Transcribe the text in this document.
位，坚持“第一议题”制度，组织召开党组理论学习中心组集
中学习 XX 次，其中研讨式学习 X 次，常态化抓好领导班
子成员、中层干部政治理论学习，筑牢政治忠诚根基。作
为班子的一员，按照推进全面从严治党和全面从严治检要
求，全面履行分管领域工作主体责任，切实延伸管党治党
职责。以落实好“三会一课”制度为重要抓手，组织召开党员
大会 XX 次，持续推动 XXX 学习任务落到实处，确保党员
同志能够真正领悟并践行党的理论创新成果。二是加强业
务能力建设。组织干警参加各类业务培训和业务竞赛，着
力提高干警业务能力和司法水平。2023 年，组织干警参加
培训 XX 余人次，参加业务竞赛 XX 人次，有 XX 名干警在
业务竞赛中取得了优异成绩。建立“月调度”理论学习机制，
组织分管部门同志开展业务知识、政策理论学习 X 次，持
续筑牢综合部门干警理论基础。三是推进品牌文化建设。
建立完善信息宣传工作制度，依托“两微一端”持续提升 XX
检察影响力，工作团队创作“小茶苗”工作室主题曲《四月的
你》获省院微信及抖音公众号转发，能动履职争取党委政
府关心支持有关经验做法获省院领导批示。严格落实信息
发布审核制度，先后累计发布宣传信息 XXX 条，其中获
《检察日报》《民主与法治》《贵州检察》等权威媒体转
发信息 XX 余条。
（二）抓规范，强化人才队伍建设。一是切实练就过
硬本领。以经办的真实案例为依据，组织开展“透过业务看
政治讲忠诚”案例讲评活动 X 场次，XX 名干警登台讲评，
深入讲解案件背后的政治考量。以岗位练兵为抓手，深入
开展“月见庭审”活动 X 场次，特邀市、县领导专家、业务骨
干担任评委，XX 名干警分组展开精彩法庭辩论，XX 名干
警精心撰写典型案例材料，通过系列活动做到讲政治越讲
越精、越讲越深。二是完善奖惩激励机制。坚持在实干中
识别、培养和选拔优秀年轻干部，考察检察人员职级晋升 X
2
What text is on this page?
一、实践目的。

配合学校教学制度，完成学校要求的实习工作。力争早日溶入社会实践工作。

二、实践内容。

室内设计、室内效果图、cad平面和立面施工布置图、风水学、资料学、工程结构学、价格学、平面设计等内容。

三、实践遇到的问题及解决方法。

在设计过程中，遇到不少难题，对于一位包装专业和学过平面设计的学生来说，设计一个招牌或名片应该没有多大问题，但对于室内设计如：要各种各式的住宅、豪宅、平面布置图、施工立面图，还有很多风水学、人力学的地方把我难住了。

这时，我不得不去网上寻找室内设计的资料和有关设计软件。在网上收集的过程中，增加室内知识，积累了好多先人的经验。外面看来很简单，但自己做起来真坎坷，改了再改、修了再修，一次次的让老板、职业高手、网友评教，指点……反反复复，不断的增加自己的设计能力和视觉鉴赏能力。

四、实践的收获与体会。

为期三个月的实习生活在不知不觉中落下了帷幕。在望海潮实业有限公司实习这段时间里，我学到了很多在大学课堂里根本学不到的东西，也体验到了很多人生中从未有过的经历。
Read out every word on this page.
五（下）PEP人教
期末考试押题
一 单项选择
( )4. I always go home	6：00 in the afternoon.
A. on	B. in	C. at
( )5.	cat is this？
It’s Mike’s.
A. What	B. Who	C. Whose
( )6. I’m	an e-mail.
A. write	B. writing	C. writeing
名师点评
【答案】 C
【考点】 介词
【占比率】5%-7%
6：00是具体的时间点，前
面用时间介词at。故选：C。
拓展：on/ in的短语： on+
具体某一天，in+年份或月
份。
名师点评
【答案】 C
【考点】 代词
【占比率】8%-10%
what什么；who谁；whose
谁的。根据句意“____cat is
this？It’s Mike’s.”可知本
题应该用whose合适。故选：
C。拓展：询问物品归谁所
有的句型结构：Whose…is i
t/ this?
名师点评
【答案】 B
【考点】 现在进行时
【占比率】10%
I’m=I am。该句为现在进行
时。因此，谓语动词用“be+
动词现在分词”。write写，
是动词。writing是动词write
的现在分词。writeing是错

········

**Required task:** List all lines holding the string "this".

**Answer:**
Transcribe the text in this document.
What text is on this page?
Read out every word on this page.
( )5.	cat is this？
this？It’s Mike’s.”可知本
t/ this?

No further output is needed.